[BEGIN]

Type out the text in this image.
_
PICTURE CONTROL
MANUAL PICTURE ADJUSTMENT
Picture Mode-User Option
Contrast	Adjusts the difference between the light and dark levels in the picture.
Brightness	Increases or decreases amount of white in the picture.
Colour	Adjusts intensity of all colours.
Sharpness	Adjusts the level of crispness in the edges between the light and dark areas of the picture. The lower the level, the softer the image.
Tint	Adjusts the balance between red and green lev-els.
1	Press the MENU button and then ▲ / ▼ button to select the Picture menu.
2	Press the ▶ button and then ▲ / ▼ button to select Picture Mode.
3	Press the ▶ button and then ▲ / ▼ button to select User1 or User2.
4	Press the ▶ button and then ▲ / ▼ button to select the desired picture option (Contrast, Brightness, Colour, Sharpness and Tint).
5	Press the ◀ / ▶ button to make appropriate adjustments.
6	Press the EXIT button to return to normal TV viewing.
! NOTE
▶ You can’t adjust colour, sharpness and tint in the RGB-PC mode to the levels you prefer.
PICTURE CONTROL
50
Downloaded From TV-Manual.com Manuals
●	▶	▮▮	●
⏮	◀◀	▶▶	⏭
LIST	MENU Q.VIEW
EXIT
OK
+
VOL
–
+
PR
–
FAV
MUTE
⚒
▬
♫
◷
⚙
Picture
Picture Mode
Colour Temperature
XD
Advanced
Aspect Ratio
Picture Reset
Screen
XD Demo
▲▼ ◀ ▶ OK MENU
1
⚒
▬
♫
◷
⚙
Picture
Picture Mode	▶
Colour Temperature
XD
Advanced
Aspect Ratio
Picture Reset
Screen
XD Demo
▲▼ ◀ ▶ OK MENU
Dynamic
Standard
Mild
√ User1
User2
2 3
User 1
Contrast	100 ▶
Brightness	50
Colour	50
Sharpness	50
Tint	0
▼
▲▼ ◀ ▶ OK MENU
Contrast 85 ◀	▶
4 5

[END]

• Exercise prompt:
Transcribe the material exactly as it reads.

• In response:
Type out the text in this image.
_
PICTURE CONTROL
MANUAL PICTURE ADJUSTMENT
Picture Mode-User Option
Contrast	Adjusts the difference between the light and dark levels in the picture.
Brightness	Increases or decreases amount of white in the picture.
Colour	Adjusts intensity of all colours.
Sharpness	Adjusts the level of crispness in the edges between the light and dark areas of the picture. The lower the level, the softer the image.
Tint	Adjusts the balance between red and green lev-els.
1	Press the MENU button and then ▲ / ▼ button to select the Picture menu.
2	Press the ▶ button and then ▲ / ▼ button to select Picture Mode.
3	Press the ▶ button and then ▲ / ▼ button to select User1 or User2.
4	Press the ▶ button and then ▲ / ▼ button to select the desired picture option (Contrast, Brightness, Colour, Sharpness and Tint).
5	Press the ◀ / ▶ button to make appropriate adjustments.
6	Press the EXIT button to return to normal TV viewing.
! NOTE
▶ You can’t adjust colour, sharpness and tint in the RGB-PC mode to the levels you prefer.
PICTURE CONTROL
50
Downloaded From TV-Manual.com Manuals
●	▶	▮▮	●
⏮	◀◀	▶▶	⏭
LIST	MENU Q.VIEW
EXIT
OK
+
VOL
–
+
PR
–
FAV
MUTE
⚒
▬
♫
◷
⚙
Picture
Picture Mode
Colour Temperature
XD
Advanced
Aspect Ratio
Picture Reset
Screen
XD Demo
▲▼ ◀ ▶ OK MENU
1
⚒
▬
♫
◷
⚙
Picture
Picture Mode	▶
Colour Temperature
XD
Advanced
Aspect Ratio
Picture Reset
Screen
XD Demo
▲▼ ◀ ▶ OK MENU
Dynamic
Standard
Mild
√ User1
User2
2 3
User 1
Contrast	100 ▶
Brightness	50
Colour	50
Sharpness	50
Tint	0
▼
▲▼ ◀ ▶ OK MENU
Contrast 85 ◀	▶
4 5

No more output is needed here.